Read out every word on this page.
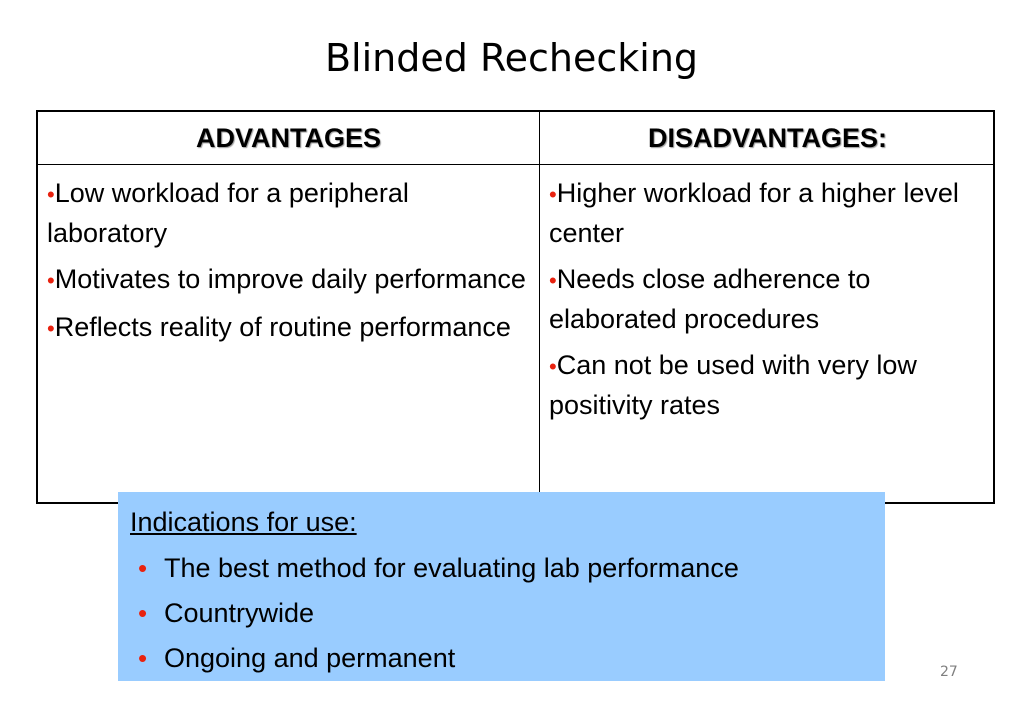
Blinded Rechecking
ADVANTAGES	DISADVANTAGES:
•Low workload for a peripheral laboratory
•Motivates to improve daily performance
•Reflects reality of routine performance
•Higher workload for a higher level center
•Needs close adherence to elaborated procedures
•Can not be used with very low positivity rates
Indications for use:
• The best method for evaluating lab performance
• Countrywide
• Ongoing and permanent	27
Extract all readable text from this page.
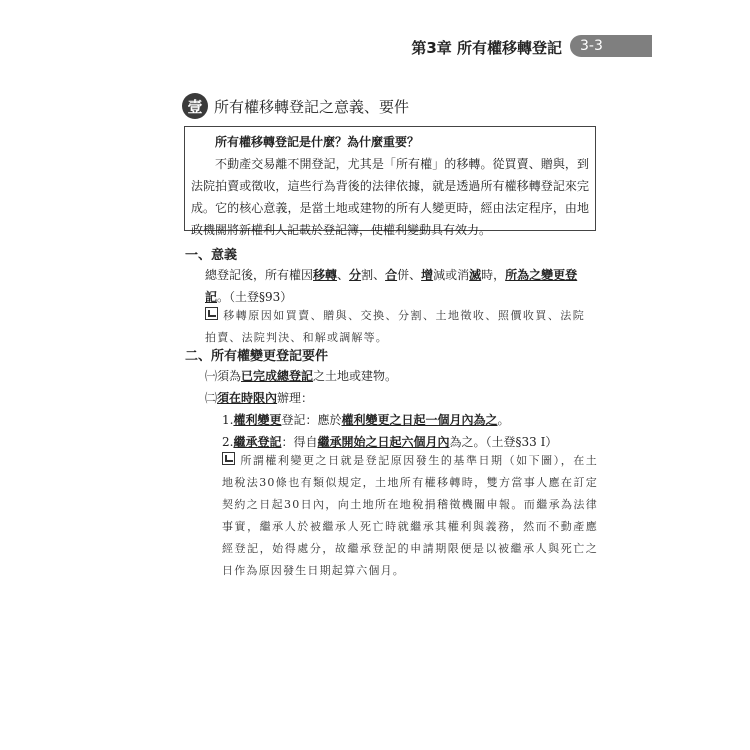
第3章 所有權移轉登記	3-3
壹 所有權移轉登記之意義、要件
所有權移轉登記是什麼？為什麼重要？
不動產交易離不開登記，尤其是「所有權」的移轉。從買賣、贈與，到法院拍賣或徵收，這些行為背後的法律依據，就是透過所有權移轉登記來完成。它的核心意義，是當土地或建物的所有人變更時，經由法定程序，由地政機關將新權利人記載於登記簿，使權利變動具有效力。
一、意義
總登記後，所有權因移轉、分割、合併、增減或消滅時，所為之變更登
記。（土登§93）
移轉原因如買賣、贈與、交換、分割、土地徵收、照價收買、法院拍賣、法院判決、和解或調解等。
二、所有權變更登記要件
㈠須為已完成總登記之土地或建物。
㈡須在時限內辦理：
1.權利變更登記：應於權利變更之日起一個月內為之。
2.繼承登記：得自繼承開始之日起六個月內為之。（土登§33 I）
所謂權利變更之日就是登記原因發生的基準日期（如下圖），在土地稅法30條也有類似規定，土地所有權移轉時，雙方當事人應在訂定契約之日起30日內，向土地所在地稅捐稽徵機關申報。而繼承為法律事實，繼承人於被繼承人死亡時就繼承其權利與義務，然而不動產應經登記，始得處分，故繼承登記的申請期限便是以被繼承人與死亡之日作為原因發生日期起算六個月。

▬▬▬▬▬▬▬▬▬▬

> **Work required**
Above are records to transcribe exactly; leave their pictures out.

> **Solution to the problem**
Read out every word on this page.
Blinded Rechecking
ADVANTAGES	DISADVANTAGES:
•Low workload for a peripheral laboratory
•Motivates to improve daily performance
•Reflects reality of routine performance
•Higher workload for a higher level center
•Needs close adherence to elaborated procedures
•Can not be used with very low positivity rates
Indications for use:
• The best method for evaluating lab performance
• Countrywide
• Ongoing and permanent	27
Extract all readable text from this page.
第3章 所有權移轉登記	3-3
壹 所有權移轉登記之意義、要件
所有權移轉登記是什麼？為什麼重要？
不動產交易離不開登記，尤其是「所有權」的移轉。從買賣、贈與，到法院拍賣或徵收，這些行為背後的法律依據，就是透過所有權移轉登記來完成。它的核心意義，是當土地或建物的所有人變更時，經由法定程序，由地政機關將新權利人記載於登記簿，使權利變動具有效力。
一、意義
總登記後，所有權因移轉、分割、合併、增減或消滅時，所為之變更登
記。（土登§93）
移轉原因如買賣、贈與、交換、分割、土地徵收、照價收買、法院拍賣、法院判決、和解或調解等。
二、所有權變更登記要件
㈠須為已完成總登記之土地或建物。
㈡須在時限內辦理：
1.權利變更登記：應於權利變更之日起一個月內為之。
2.繼承登記：得自繼承開始之日起六個月內為之。（土登§33 I）
所謂權利變更之日就是登記原因發生的基準日期（如下圖），在土地稅法30條也有類似規定，土地所有權移轉時，雙方當事人應在訂定契約之日起30日內，向土地所在地稅捐稽徵機關申報。而繼承為法律事實，繼承人於被繼承人死亡時就繼承其權利與義務，然而不動產應經登記，始得處分，故繼承登記的申請期限便是以被繼承人與死亡之日作為原因發生日期起算六個月。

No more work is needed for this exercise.